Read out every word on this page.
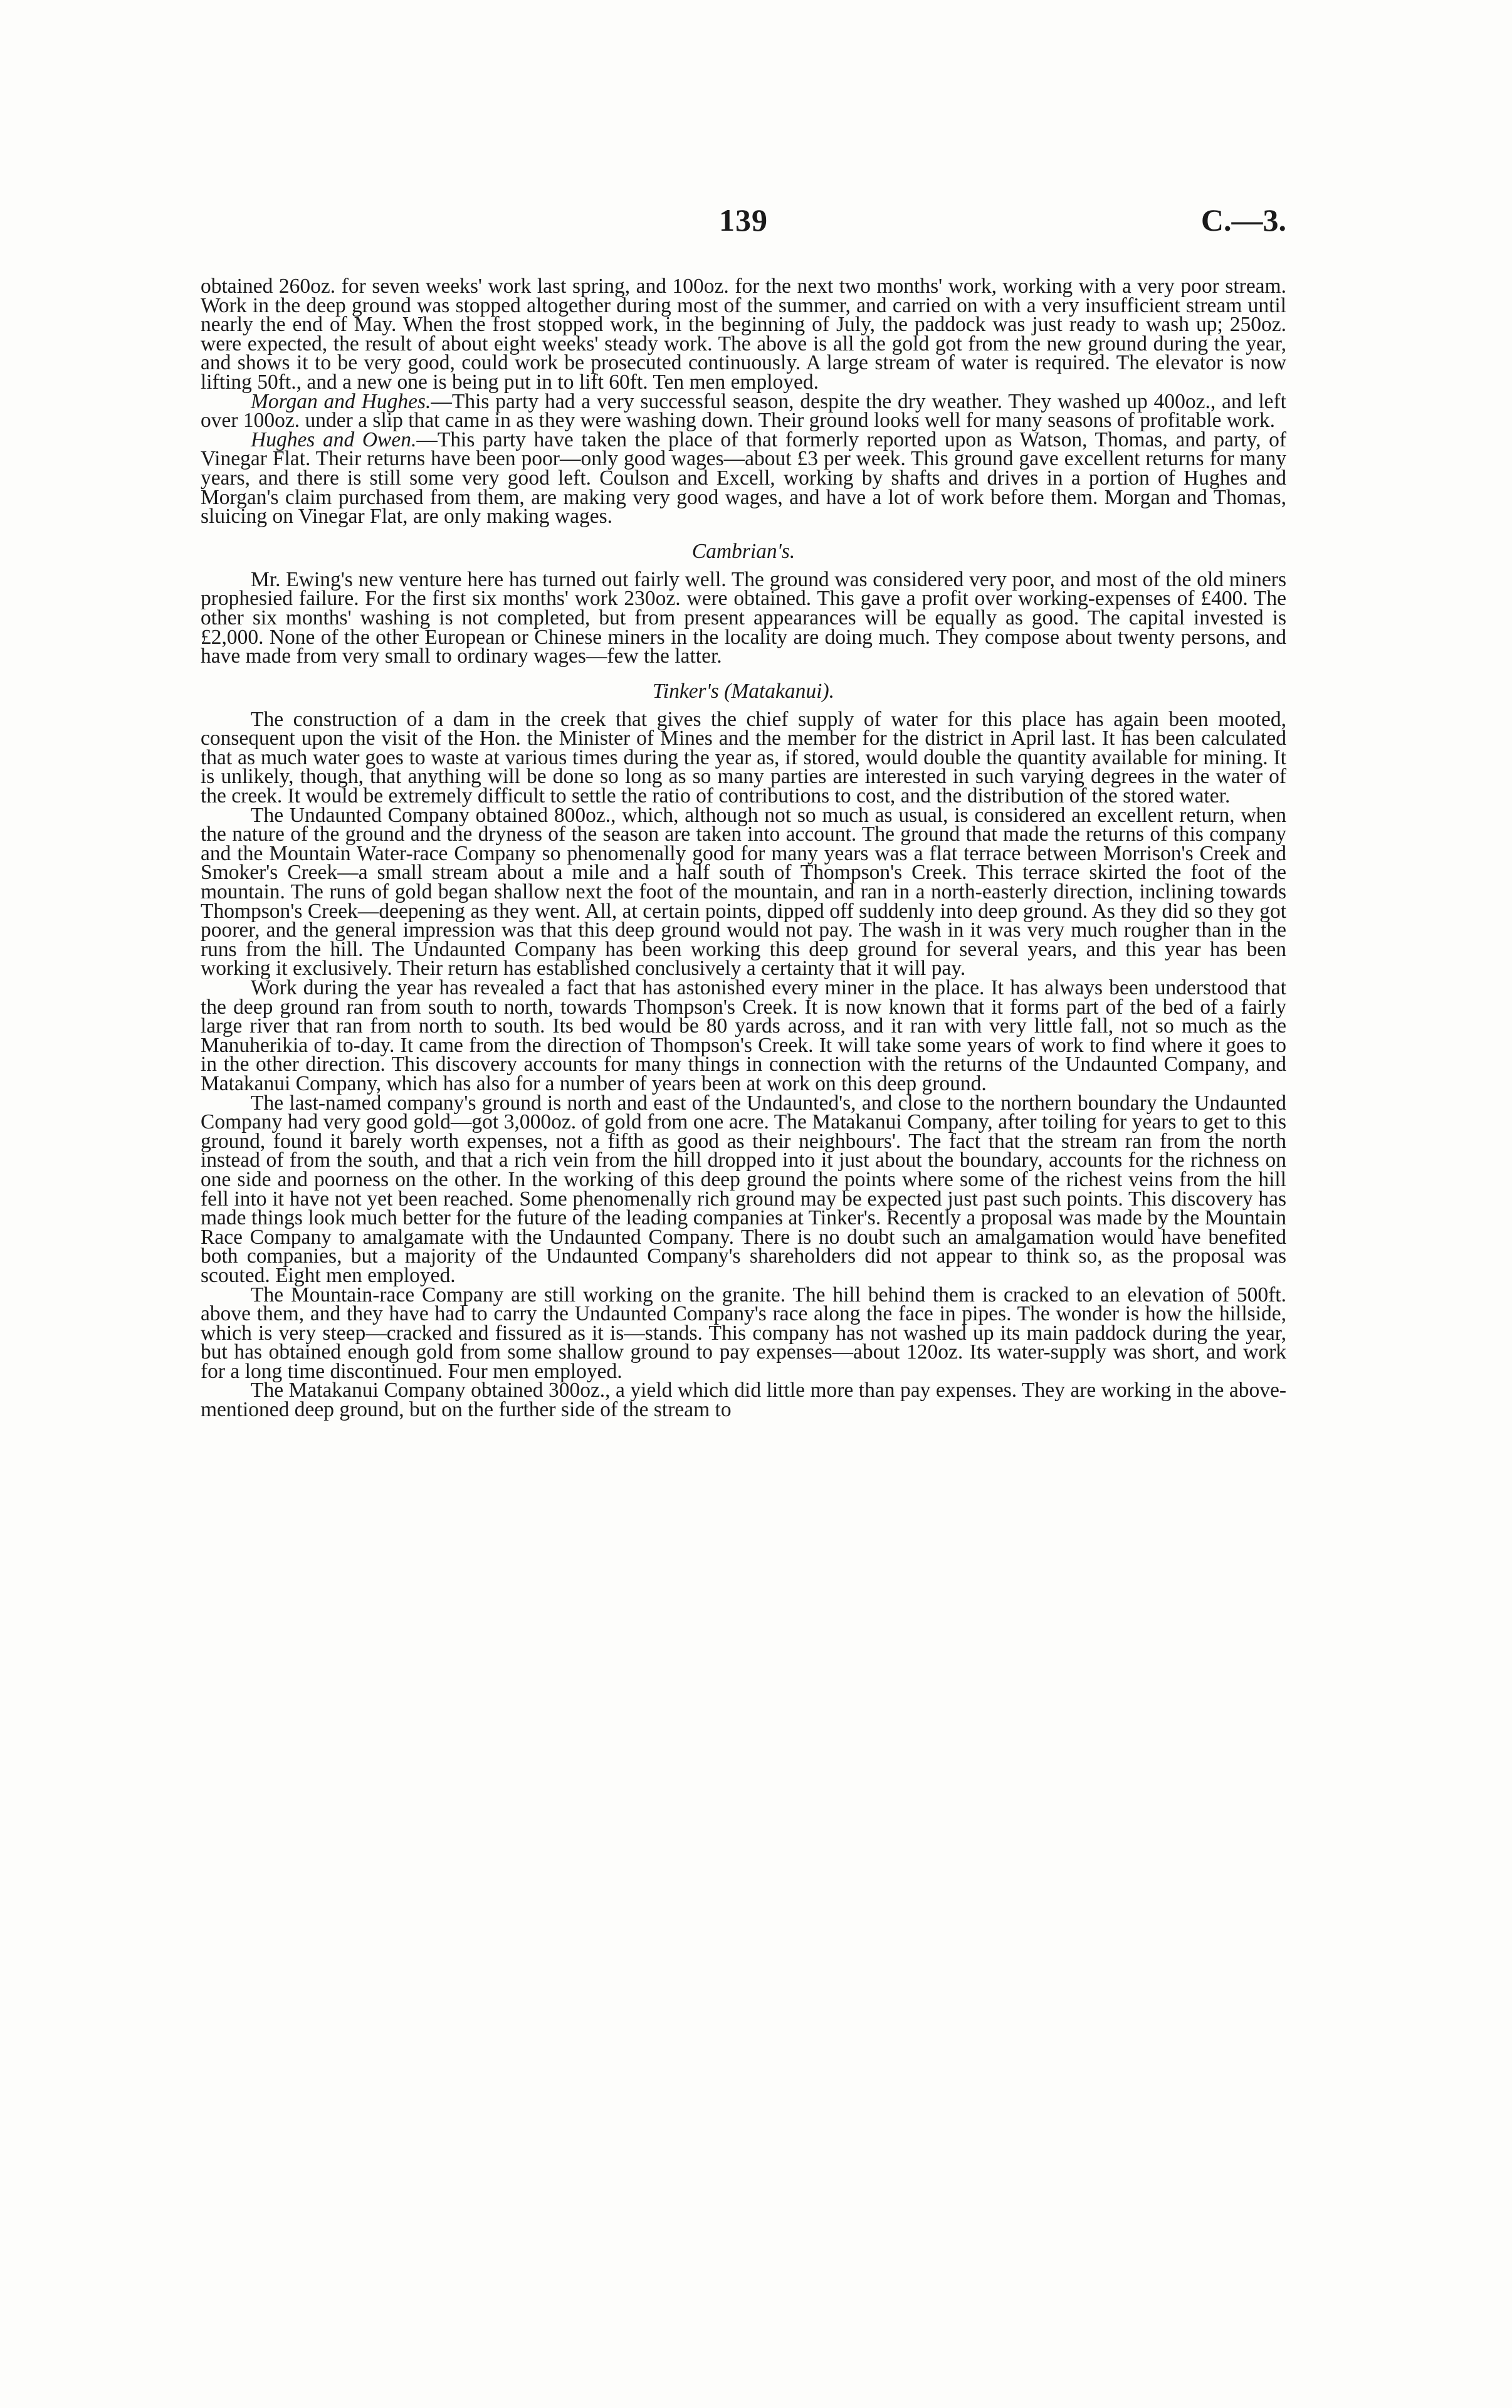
139	C.—3.

obtained 260oz. for seven weeks' work last spring, and 100oz. for the next two months' work, working with a very poor stream. Work in the deep ground was stopped altogether during most of the summer, and carried on with a very insufficient stream until nearly the end of May. When the frost stopped work, in the beginning of July, the paddock was just ready to wash up; 250oz. were expected, the result of about eight weeks' steady work. The above is all the gold got from the new ground during the year, and shows it to be very good, could work be prosecuted continuously. A large stream of water is required. The elevator is now lifting 50ft., and a new one is being put in to lift 60ft. Ten men employed.

Morgan and Hughes.—This party had a very successful season, despite the dry weather. They washed up 400oz., and left over 100oz. under a slip that came in as they were washing down. Their ground looks well for many seasons of profitable work.

Hughes and Owen.—This party have taken the place of that formerly reported upon as Watson, Thomas, and party, of Vinegar Flat. Their returns have been poor—only good wages—about £3 per week. This ground gave excellent returns for many years, and there is still some very good left. Coulson and Excell, working by shafts and drives in a portion of Hughes and Morgan's claim purchased from them, are making very good wages, and have a lot of work before them. Morgan and Thomas, sluicing on Vinegar Flat, are only making wages.

Cambrian's.

Mr. Ewing's new venture here has turned out fairly well. The ground was considered very poor, and most of the old miners prophesied failure. For the first six months' work 230oz. were obtained. This gave a profit over working-expenses of £400. The other six months' washing is not completed, but from present appearances will be equally as good. The capital invested is £2,000. None of the other European or Chinese miners in the locality are doing much. They compose about twenty persons, and have made from very small to ordinary wages—few the latter.

Tinker's (Matakanui).

The construction of a dam in the creek that gives the chief supply of water for this place has again been mooted, consequent upon the visit of the Hon. the Minister of Mines and the member for the district in April last. It has been calculated that as much water goes to waste at various times during the year as, if stored, would double the quantity available for mining. It is unlikely, though, that anything will be done so long as so many parties are interested in such varying degrees in the water of the creek. It would be extremely difficult to settle the ratio of contributions to cost, and the distribution of the stored water.

The Undaunted Company obtained 800oz., which, although not so much as usual, is considered an excellent return, when the nature of the ground and the dryness of the season are taken into account. The ground that made the returns of this company and the Mountain Water-race Company so phenomenally good for many years was a flat terrace between Morrison's Creek and Smoker's Creek—a small stream about a mile and a half south of Thompson's Creek. This terrace skirted the foot of the mountain. The runs of gold began shallow next the foot of the mountain, and ran in a north-easterly direction, inclining towards Thompson's Creek—deepening as they went. All, at certain points, dipped off suddenly into deep ground. As they did so they got poorer, and the general impression was that this deep ground would not pay. The wash in it was very much rougher than in the runs from the hill. The Undaunted Company has been working this deep ground for several years, and this year has been working it exclusively. Their return has established conclusively a certainty that it will pay.

Work during the year has revealed a fact that has astonished every miner in the place. It has always been understood that the deep ground ran from south to north, towards Thompson's Creek. It is now known that it forms part of the bed of a fairly large river that ran from north to south. Its bed would be 80 yards across, and it ran with very little fall, not so much as the Manuherikia of to-day. It came from the direction of Thompson's Creek. It will take some years of work to find where it goes to in the other direction. This discovery accounts for many things in connection with the returns of the Undaunted Company, and Matakanui Company, which has also for a number of years been at work on this deep ground.

The last-named company's ground is north and east of the Undaunted's, and close to the northern boundary the Undaunted Company had very good gold—got 3,000oz. of gold from one acre. The Matakanui Company, after toiling for years to get to this ground, found it barely worth expenses, not a fifth as good as their neighbours'. The fact that the stream ran from the north instead of from the south, and that a rich vein from the hill dropped into it just about the boundary, accounts for the richness on one side and poorness on the other. In the working of this deep ground the points where some of the richest veins from the hill fell into it have not yet been reached. Some phenomenally rich ground may be expected just past such points. This discovery has made things look much better for the future of the leading companies at Tinker's. Recently a proposal was made by the Mountain Race Company to amalgamate with the Undaunted Company. There is no doubt such an amalgamation would have benefited both companies, but a majority of the Undaunted Company's shareholders did not appear to think so, as the proposal was scouted. Eight men employed.

The Mountain-race Company are still working on the granite. The hill behind them is cracked to an elevation of 500ft. above them, and they have had to carry the Undaunted Company's race along the face in pipes. The wonder is how the hillside, which is very steep—cracked and fissured as it is—stands. This company has not washed up its main paddock during the year, but has obtained enough gold from some shallow ground to pay expenses—about 120oz. Its water-supply was short, and work for a long time discontinued. Four men employed.

The Matakanui Company obtained 300oz., a yield which did little more than pay expenses. They are working in the above-mentioned deep ground, but on the further side of the stream to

◆ What is expected ◆
Find how many of the lines above have the word "left" in them. State only that number.

◆ Answer in full ◆
2